Exercise description
Reproduce the classroom conversation text starting with "A teacher has" and going on through "in their future.", substituting "toolkit" for "arsenal".

[BEGIN Excerpted text]

Conversation in your classroom is as important as conversation in real life. Which is to say the least very important. Without conversation skills one cannot communicate ones needs, nor can one answer questions and debate possibilities or outcomes. Details and knowledge without the ability to communicate them are largely useless. How big a classroom is will vary, but not the way a student learns… As all teachers know, a quiet student concentrating is a victory sometimes but not if the student doesn’t pop their head up and show off what they learnt. Also, a quiet classroom is bliss, but if a classroom full of eager students is quiet all the time, then a teacher should be worried. Below we answer four important questions in regards to classroom conversation.
What is good classroom conversation?
A teacher has many tools in his arsenal with which to implement good learning. One of these is the classic conversation. Conversation is good because it draws the student out from the desk, the activity and themselves. The student gets to use things learned in real time, form opinions and ask questions. Good conversation is the goal. Good conversation invokes spritely communication in classrooms and above all – is fun. It allows the student to gather their thoughts and reply in kind. Just like they will in real time conversations in their future.
But beware, classroom conversation that goes unchecked can descend into madness, resulting in nobody learning anything except how to outbid another in volume. Also, students can often digress into topics unsuitable for a classroom or just plain wrong for your lesson. It is a teacher’s job to keep classroom conversation in-check, a master of ceremonies if you will. This is a good way to teach the students how to stay on course in conversation. Which in real life will be very handy. However, it is through planning and prompting that this can be achieved.

[END Excerpted text]
[BEGIN Records]

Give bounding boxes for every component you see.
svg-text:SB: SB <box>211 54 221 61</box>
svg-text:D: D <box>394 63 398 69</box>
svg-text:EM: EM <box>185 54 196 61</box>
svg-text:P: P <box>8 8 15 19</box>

[END Records]

Answer for this exercise
A teacher has many tools in his toolkit with which to implement good learning. One of these is the classic conversation. Conversation is good because it draws the student out from the desk, the activity and themselves. The student gets to use things learned in real time, form opinions and ask questions. Good conversation is the goal. Good conversation invokes spritely communication in classrooms and above all – is fun. It allows the student to gather their thoughts and reply in kind. Just like they will in real time conversations in their future.